◆ DO THIS
Set each entry down verbatim, omitting images.

[Source records]
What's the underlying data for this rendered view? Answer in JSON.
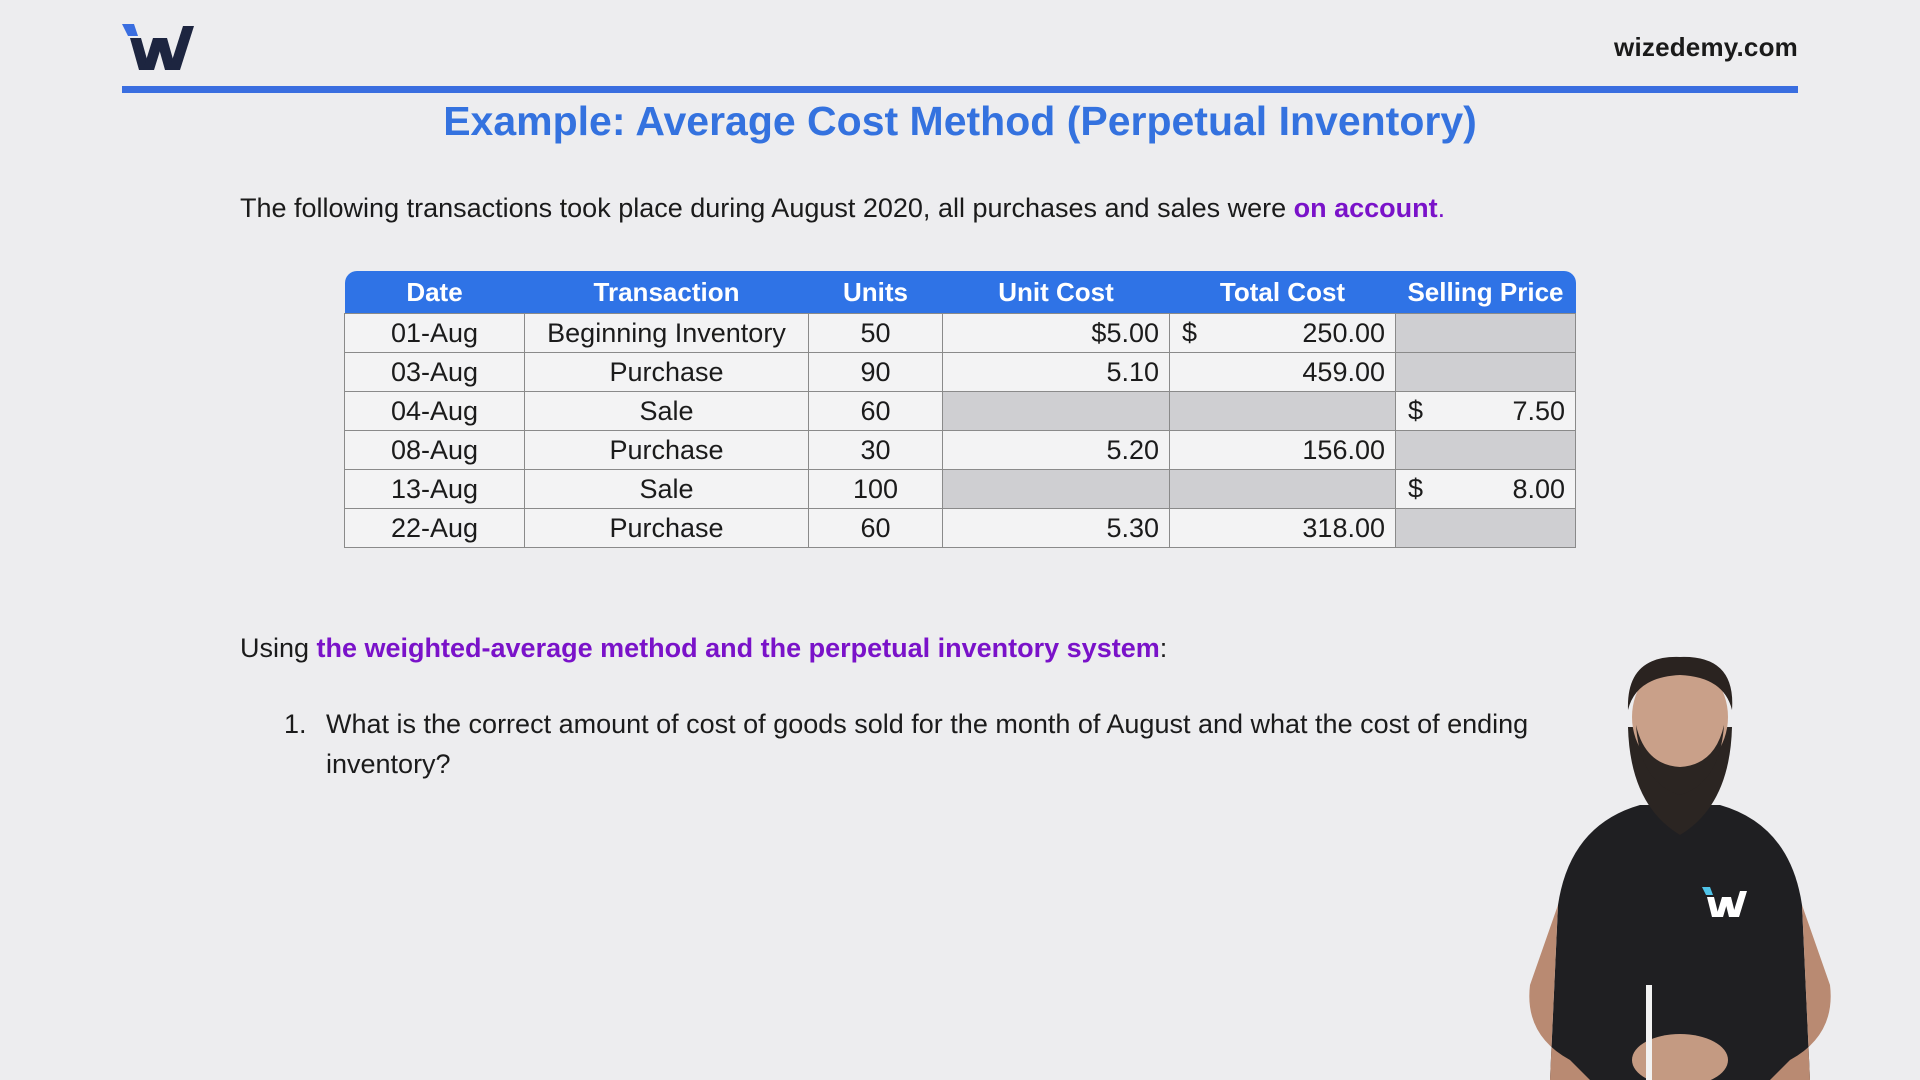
{
  "header": {
    "site": "wizedemy.com",
    "brand_color": "#3a6ee0"
  },
  "title": "Example: Average Cost Method (Perpetual Inventory)",
  "intro": {
    "before": "The following transactions took place during August 2020, all purchases and sales were ",
    "highlight": "on account",
    "after": "."
  },
  "table": {
    "headers": [
      "Date",
      "Transaction",
      "Units",
      "Unit Cost",
      "Total Cost",
      "Selling Price"
    ],
    "rows": [
      {
        "date": "01-Aug",
        "transaction": "Beginning Inventory",
        "units": "50",
        "unit_cost": "$5.00",
        "total_cur": "$",
        "total": "250.00",
        "price_cur": "",
        "price": ""
      },
      {
        "date": "03-Aug",
        "transaction": "Purchase",
        "units": "90",
        "unit_cost": "5.10",
        "total_cur": "",
        "total": "459.00",
        "price_cur": "",
        "price": ""
      },
      {
        "date": "04-Aug",
        "transaction": "Sale",
        "units": "60",
        "unit_cost": "",
        "total_cur": "",
        "total": "",
        "price_cur": "$",
        "price": "7.50"
      },
      {
        "date": "08-Aug",
        "transaction": "Purchase",
        "units": "30",
        "unit_cost": "5.20",
        "total_cur": "",
        "total": "156.00",
        "price_cur": "",
        "price": ""
      },
      {
        "date": "13-Aug",
        "transaction": "Sale",
        "units": "100",
        "unit_cost": "",
        "total_cur": "",
        "total": "",
        "price_cur": "$",
        "price": "8.00"
      },
      {
        "date": "22-Aug",
        "transaction": "Purchase",
        "units": "60",
        "unit_cost": "5.30",
        "total_cur": "",
        "total": "318.00",
        "price_cur": "",
        "price": ""
      }
    ]
  },
  "prompt": {
    "before": "Using ",
    "highlight": "the weighted-average method and the perpetual inventory system",
    "after": ":"
  },
  "question": {
    "number": "1.",
    "text": "What is the correct amount of cost of goods sold for the month of August  and what the cost of ending inventory?"
  },
  "colors": {
    "title": "#3472df",
    "highlight": "#7a12c9",
    "header_bg": "#2f73e6",
    "shade": "#cfcfd2"
  }
}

◆ COMPLETE OUTPUT
What's the underlying data for this rendered view? Answer in JSON.
{
  "header": {
    "site": "wizedemy.com",
    "brand_color": "#3a6ee0"
  },
  "title": "Example: Average Cost Method (Perpetual Inventory)",
  "intro": {
    "before": "The following transactions took place during August 2020, all purchases and sales were ",
    "highlight": "on account",
    "after": "."
  },
  "table": {
    "headers": [
      "Date",
      "Transaction",
      "Units",
      "Unit Cost",
      "Total Cost",
      "Selling Price"
    ],
    "rows": [
      {
        "date": "01-Aug",
        "transaction": "Beginning Inventory",
        "units": "50",
        "unit_cost": "$5.00",
        "total_cur": "$",
        "total": "250.00",
        "price_cur": "",
        "price": ""
      },
      {
        "date": "03-Aug",
        "transaction": "Purchase",
        "units": "90",
        "unit_cost": "5.10",
        "total_cur": "",
        "total": "459.00",
        "price_cur": "",
        "price": ""
      },
      {
        "date": "04-Aug",
        "transaction": "Sale",
        "units": "60",
        "unit_cost": "",
        "total_cur": "",
        "total": "",
        "price_cur": "$",
        "price": "7.50"
      },
      {
        "date": "08-Aug",
        "transaction": "Purchase",
        "units": "30",
        "unit_cost": "5.20",
        "total_cur": "",
        "total": "156.00",
        "price_cur": "",
        "price": ""
      },
      {
        "date": "13-Aug",
        "transaction": "Sale",
        "units": "100",
        "unit_cost": "",
        "total_cur": "",
        "total": "",
        "price_cur": "$",
        "price": "8.00"
      },
      {
        "date": "22-Aug",
        "transaction": "Purchase",
        "units": "60",
        "unit_cost": "5.30",
        "total_cur": "",
        "total": "318.00",
        "price_cur": "",
        "price": ""
      }
    ]
  },
  "prompt": {
    "before": "Using ",
    "highlight": "the weighted-average method and the perpetual inventory system",
    "after": ":"
  },
  "question": {
    "number": "1.",
    "text": "What is the correct amount of cost of goods sold for the month of August  and what the cost of ending inventory?"
  },
  "colors": {
    "title": "#3472df",
    "highlight": "#7a12c9",
    "header_bg": "#2f73e6",
    "shade": "#cfcfd2"
  }
}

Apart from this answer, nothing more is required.